- The task: Copy each line of the records that holds the string "Espuma".

- Data in this exercise:
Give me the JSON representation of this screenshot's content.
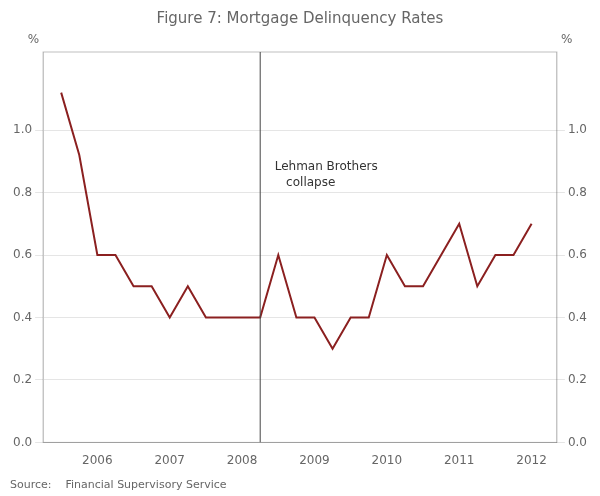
{
  "chart_data": {
    "type": "line",
    "title": "Figure 7: Mortgage Delinquency Rates",
    "source": "Source:    Financial Supervisory Service",
    "ylabel": "%",
    "y2label": "%",
    "color": "#8B2020",
    "x": [
      2005.5,
      2005.75,
      2006.0,
      2006.25,
      2006.5,
      2006.75,
      2007.0,
      2007.25,
      2007.5,
      2007.75,
      2008.0,
      2008.25,
      2008.5,
      2008.75,
      2009.0,
      2009.25,
      2009.5,
      2009.75,
      2010.0,
      2010.25,
      2010.5,
      2010.75,
      2011.0,
      2011.25,
      2011.5,
      2011.75,
      2012.0
    ],
    "values": [
      1.12,
      0.92,
      0.6,
      0.6,
      0.5,
      0.5,
      0.4,
      0.5,
      0.4,
      0.4,
      0.4,
      0.4,
      0.6,
      0.4,
      0.4,
      0.3,
      0.4,
      0.4,
      0.6,
      0.5,
      0.5,
      0.6,
      0.7,
      0.5,
      0.6,
      0.6,
      0.7
    ],
    "xlim": [
      2005.25,
      2012.35
    ],
    "xticks": [
      2006,
      2007,
      2008,
      2009,
      2010,
      2011,
      2012
    ],
    "ylim": [
      0.0,
      1.25
    ],
    "yticks": [
      {
        "value": 0.0,
        "label": "0.0"
      },
      {
        "value": 0.2,
        "label": "0.2"
      },
      {
        "value": 0.4,
        "label": "0.4"
      },
      {
        "value": 0.6,
        "label": "0.6"
      },
      {
        "value": 0.8,
        "label": "0.8"
      },
      {
        "value": 1.0,
        "label": "1.0"
      }
    ],
    "y2lim": [
      0.0,
      1.25
    ],
    "y2ticks": [
      {
        "value": 0.0,
        "label": "0.0"
      },
      {
        "value": 0.2,
        "label": "0.2"
      },
      {
        "value": 0.4,
        "label": "0.4"
      },
      {
        "value": 0.6,
        "label": "0.6"
      },
      {
        "value": 0.8,
        "label": "0.8"
      },
      {
        "value": 1.0,
        "label": "1.0"
      }
    ],
    "vlines": [
      {
        "x": 2008.25,
        "label": [
          "Lehman Brothers",
          "   collapse"
        ],
        "label_x": 2008.45,
        "label_y": 0.9
      }
    ],
    "grid": "y"
  }
}
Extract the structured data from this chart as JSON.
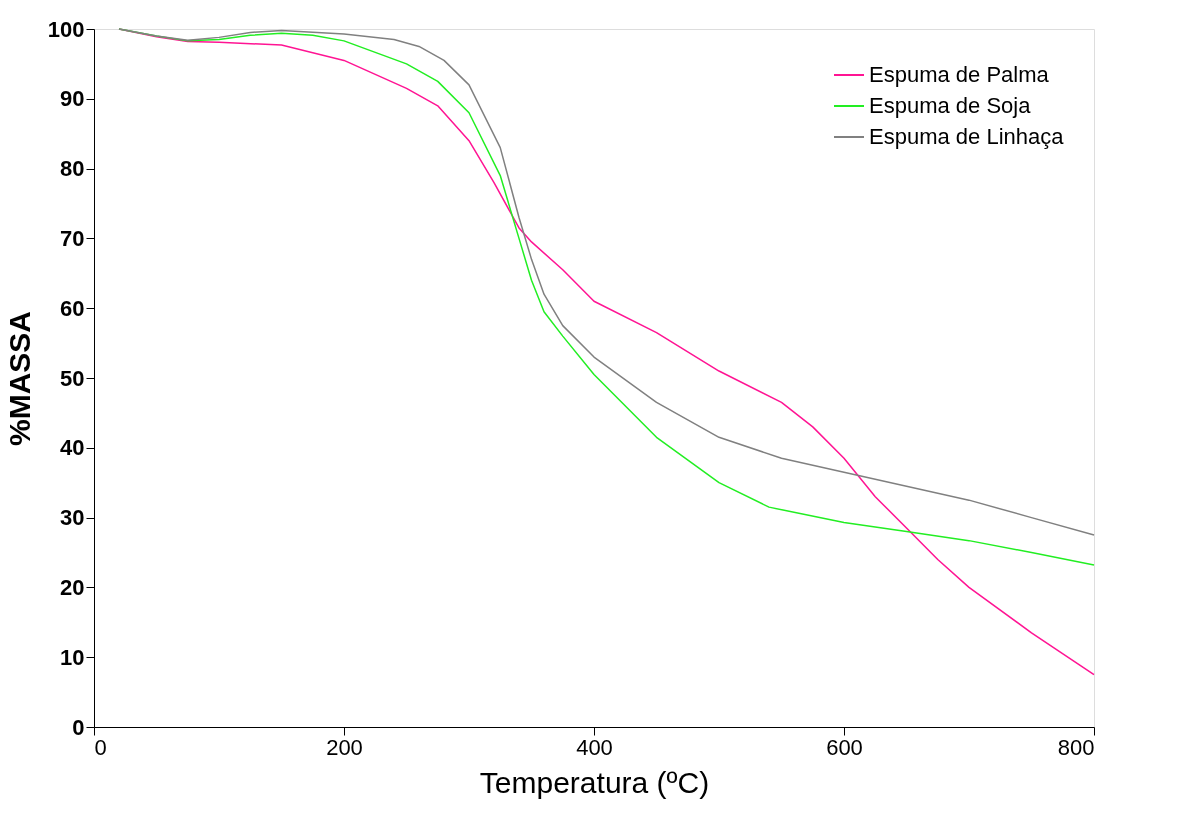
{
  "chart_data": {
    "type": "line",
    "xlabel": "Temperatura (ºC)",
    "ylabel": "%MASSA",
    "xlim": [
      0,
      800
    ],
    "ylim": [
      0,
      100
    ],
    "xticks": [
      0,
      200,
      400,
      600,
      800
    ],
    "yticks": [
      0,
      10,
      20,
      30,
      40,
      50,
      60,
      70,
      80,
      90,
      100
    ],
    "grid": false,
    "legend": "top right",
    "marker": "none",
    "line_style": "solid",
    "series": [
      {
        "name": "Espuma de Palma",
        "color": "#ff1493",
        "x": [
          20,
          50,
          75,
          100,
          150,
          200,
          250,
          275,
          300,
          320,
          340,
          350,
          375,
          400,
          450,
          500,
          550,
          575,
          600,
          625,
          650,
          675,
          700,
          750,
          800
        ],
        "values": [
          100,
          98.9,
          98.2,
          98.1,
          97.7,
          95.5,
          91.5,
          89,
          84,
          78,
          71.5,
          69.5,
          65.5,
          61,
          56.5,
          51,
          46.5,
          43,
          38.5,
          33,
          28.5,
          24,
          20,
          13.5,
          7.5
        ]
      },
      {
        "name": "Espuma de Soja",
        "color": "#22ee22",
        "x": [
          20,
          50,
          75,
          100,
          125,
          150,
          175,
          200,
          250,
          275,
          300,
          325,
          340,
          350,
          360,
          375,
          400,
          450,
          500,
          540,
          600,
          650,
          700,
          750,
          800
        ],
        "values": [
          100,
          99,
          98.3,
          98.5,
          99.1,
          99.4,
          99.1,
          98.3,
          95,
          92.5,
          88,
          79,
          70,
          64,
          59.5,
          56,
          50.5,
          41.5,
          35,
          31.5,
          29.3,
          28,
          26.7,
          25,
          23.2
        ]
      },
      {
        "name": "Espuma de Linhaça",
        "color": "#808080",
        "x": [
          20,
          50,
          75,
          100,
          125,
          150,
          200,
          240,
          260,
          280,
          300,
          325,
          340,
          350,
          360,
          375,
          400,
          450,
          500,
          550,
          600,
          650,
          700,
          750,
          800
        ],
        "values": [
          100,
          99,
          98.4,
          98.8,
          99.5,
          99.8,
          99.3,
          98.5,
          97.5,
          95.5,
          92,
          83,
          73,
          67,
          62,
          57.5,
          53,
          46.5,
          41.5,
          38.5,
          36.5,
          34.5,
          32.5,
          30,
          27.5
        ]
      }
    ]
  }
}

- The response:
        "name": "Espuma de Palma",
        "name": "Espuma de Soja",
        "name": "Espuma de Linhaça",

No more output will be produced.